● **AIM OF THE EXERCISE**: Report how many lines hold the string "第一社区采样点". Give the number and nothing else.

● **Stored entries**:
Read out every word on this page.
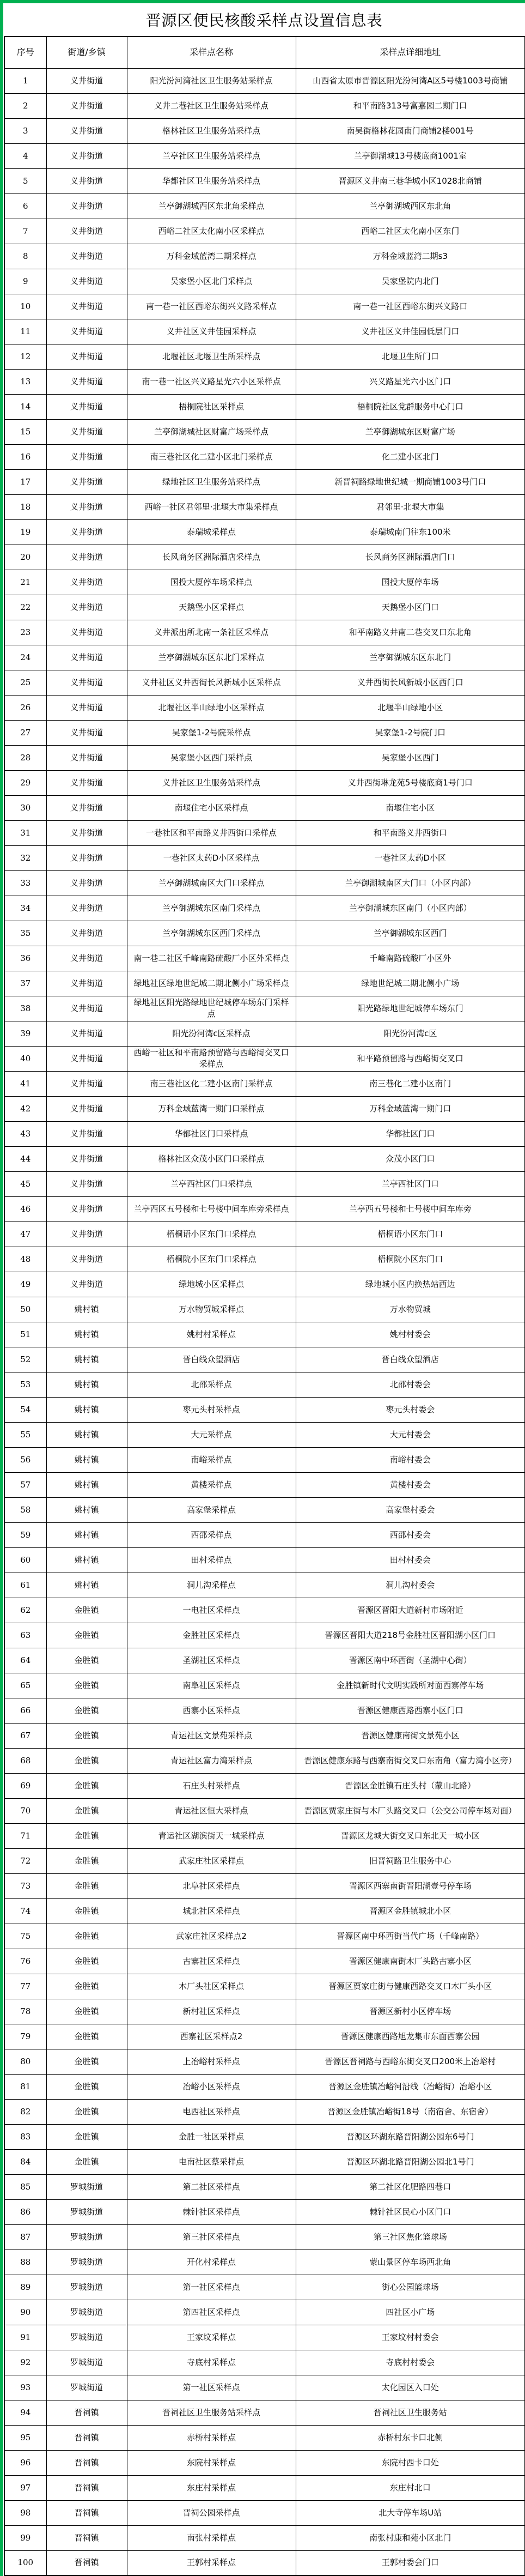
晋源区便民核酸采样点设置信息表
序号	街道/乡镇	采样点名称	采样点详细地址
1	义井街道	阳光汾河湾社区卫生服务站采样点	山西省太原市晋源区阳光汾河湾A区5号楼1003号商铺
2	义井街道	义井二巷社区卫生服务站采样点	和平南路313号富嘉园二期门口
3	义井街道	格林社区卫生服务站采样点	南吴街格林花园南门商铺2楼001号
4	义井街道	兰亭社区卫生服务站采样点	兰亭御湖城13号楼底商1001室
5	义井街道	华都社区卫生服务站采样点	晋源区义井南三巷华城小区1028北商铺
6	义井街道	兰亭御湖城西区东北角采样点	兰亭御湖城西区东北角
7	义井街道	西峪二社区太化南小区采样点	西峪二社区太化南小区东门
8	义井街道	万科金域蓝湾二期采样点	万科金域蓝湾二期s3
9	义井街道	吴家堡小区北门采样点	吴家堡院内北门
10	义井街道	南一巷一社区西峪东街兴义路采样点	南一巷一社区西峪东街兴义路口
11	义井街道	义井社区义井佳园采样点	义井社区义井佳园低层门口
12	义井街道	北堰社区北堰卫生所采样点	北堰卫生所门口
13	义井街道	南一巷一社区兴义路星光六小区采样点	兴义路星光六小区门口
14	义井街道	梧桐院社区采样点	梧桐院社区党群服务中心门口
15	义井街道	兰亭御湖城社区财富广场采样点	兰亭御湖城东区财富广场
16	义井街道	南三巷社区化二建小区北门采样点	化二建小区北门
17	义井街道	绿地社区卫生服务站采样点	新晋祠路绿地世纪城一期商铺1003号门口
18	义井街道	西峪一社区君邻里·北堰大市集采样点	君邻里·北堰大市集
19	义井街道	泰瑞城采样点	泰瑞城南门往东100米
20	义井街道	长风商务区洲际酒店采样点	长风商务区洲际酒店门口
21	义井街道	国投大厦停车场采样点	国投大厦停车场
22	义井街道	天鹅堡小区采样点	天鹅堡小区门口
23	义井街道	义井派出所北南一条社区采样点	和平南路义井南二巷交叉口东北角
24	义井街道	兰亭御湖城东区东北门采样点	兰亭御湖城东区东北门
25	义井街道	义井社区义井西街长风新城小区采样点	义井西街长风新城小区西门口
26	义井街道	北堰社区半山绿地小区采样点	北堰半山绿地小区
27	义井街道	吴家堡1-2号院采样点	吴家堡1-2号院门口
28	义井街道	吴家堡小区西门采样点	吴家堡小区西门
29	义井街道	义井社区卫生服务站采样点	义井西街琳龙苑5号楼底商1号门口
30	义井街道	南堰住宅小区采样点	南堰住宅小区
31	义井街道	一巷社区和平南路义井西街口采样点	和平南路义井西街口
32	义井街道	一巷社区太药D小区采样点	一巷社区太药D小区
33	义井街道	兰亭御湖城南区大门口采样点	兰亭御湖城南区大门口（小区内部）
34	义井街道	兰亭御湖城东区南门采样点	兰亭御湖城东区南门（小区内部）
35	义井街道	兰亭御湖城东区西门采样点	兰亭御湖城东区西门
36	义井街道	南一巷二社区千峰南路硫酸厂小区外采样点	千峰南路硫酸厂小区外
37	义井街道	绿地社区绿地世纪城二期北侧小广场采样点	绿地世纪城二期北侧小广场
38	义井街道	绿地社区阳光路绿地世纪城停车场东门采样点	阳光路绿地世纪城停车场东门
39	义井街道	阳光汾河湾c区采样点	阳光汾河湾c区
40	义井街道	西峪一社区和平南路预留路与西峪街交叉口采样点	和平路预留路与西峪街交叉口
41	义井街道	南三巷社区化二建小区南门采样点	南三巷化二建小区南门
42	义井街道	万科金域蓝湾一期门口采样点	万科金域蓝湾一期门口
43	义井街道	华都社区门口采样点	华都社区门口
44	义井街道	格林社区众茂小区门口采样点	众茂小区门口
45	义井街道	兰亭西社区门口采样点	兰亭西社区门口
46	义井街道	兰亭西区五号楼和七号楼中间车库旁采样点	兰亭西五号楼和七号楼中间车库旁
47	义井街道	梧桐语小区东门口采样点	梧桐语小区东门口
48	义井街道	梧桐院小区东门口采样点	梧桐院小区东门口
49	义井街道	绿地城小区采样点	绿地城小区内换热站西边
50	姚村镇	万水物贸城采样点	万水物贸城
51	姚村镇	姚村村采样点	姚村村委会
52	姚村镇	晋白线众望酒店	晋白线众望酒店
53	姚村镇	北邵采样点	北邵村委会
54	姚村镇	枣元头村采样点	枣元头村委会
55	姚村镇	大元采样点	大元村委会
56	姚村镇	南峪采样点	南峪村委会
57	姚村镇	黄楼采样点	黄楼村委会
58	姚村镇	高家堡采样点	高家堡村委会
59	姚村镇	西邵采样点	西邵村委会
60	姚村镇	田村采样点	田村村委会
61	姚村镇	洞儿沟采样点	洞儿沟村委会
62	金胜镇	一电社区采样点	晋源区晋阳大道新村市场附近
63	金胜镇	金胜社区采样点	晋源区晋阳大道218号金胜社区晋阳湖小区门口
64	金胜镇	圣湖社区采样点	晋源区南中环西街（圣湖中心街）
65	金胜镇	南阜社区采样点	金胜镇新时代文明实践所对面西寨停车场
66	金胜镇	西寨小区采样点	晋源区健康西路西寨小区门口
67	金胜镇	青运社区文景苑采样点	晋源区健康南街文景苑小区
68	金胜镇	青运社区富力湾采样点	晋源区健康东路与西寨南街交叉口东南角（富力湾小区旁）
69	金胜镇	石庄头村采样点	晋源区金胜镇石庄头村（蒙山北路）
70	金胜镇	青运社区恒大采样点	晋源区贾家庄街与木厂头路交叉口（公交公司停车场对面）
71	金胜镇	青运社区湖滨街天一城采样点	晋源区龙城大街交叉口东北天一城小区
72	金胜镇	武家庄社区采样点	旧晋祠路卫生服务中心
73	金胜镇	北阜社区采样点	晋源区西寨南街晋阳湖壹号停车场
74	金胜镇	城北社区采样点	晋源区金胜镇城北小区
75	金胜镇	武家庄社区采样点2	晋源区南中环西街当代广场（千峰南路）
76	金胜镇	古寨社区采样点	晋源区健康南街木厂头路古寨小区
77	金胜镇	木厂头社区采样点	晋源区贾家庄街与健康西路交叉口木厂头小区
78	金胜镇	新村社区采样点	晋源区新村小区停车场
79	金胜镇	西寨社区采样点2	晋源区健康西路旭龙集市东面西寨公园
80	金胜镇	上冶峪村采样点	晋源区晋祠路与西峪东街交叉口200米上冶峪村
81	金胜镇	冶峪小区采样点	晋源区金胜镇冶峪河沿线（冶峪街）冶峪小区
82	金胜镇	电西社区采样点	晋源区金胜镇冶峪街18号（南宿舍、东宿舍）
83	金胜镇	金胜一社区采样点	晋源区环湖东路晋阳湖公园东6号门
84	金胜镇	电南社区蔡采样点	晋源区环湖北路晋阳湖公园北1号门
85	罗城街道	第二社区采样点	第二社区化肥路四巷口
86	罗城街道	棘针社区采样点	棘针社区民心小区门口
87	罗城街道	第三社区采样点	第三社区焦化篮球场
88	罗城街道	开化村采样点	蒙山景区停车场西北角
89	罗城街道	第一社区采样点	街心公园篮球场
90	罗城街道	第四社区采样点	四社区小广场
91	罗城街道	王家坟采样点	王家坟村村委会
92	罗城街道	寺底村采样点	寺底村村委会
93	罗城街道	第一社区采样点	太化园区入口处
94	晋祠镇	晋祠社区卫生服务站采样点	晋祠社区卫生服务站
95	晋祠镇	赤桥村采样点	赤桥村东卡口北侧
96	晋祠镇	东院村采样点	东院村西卡口处
97	晋祠镇	东庄村采样点	东庄村北口
98	晋祠镇	晋祠公园采样点	北大寺停车场U站
99	晋祠镇	南张村采样点	南张村康和苑小区北门
100	晋祠镇	王郭村采样点	王郭村委会门口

● **COMPLETE OUTPUT**: 2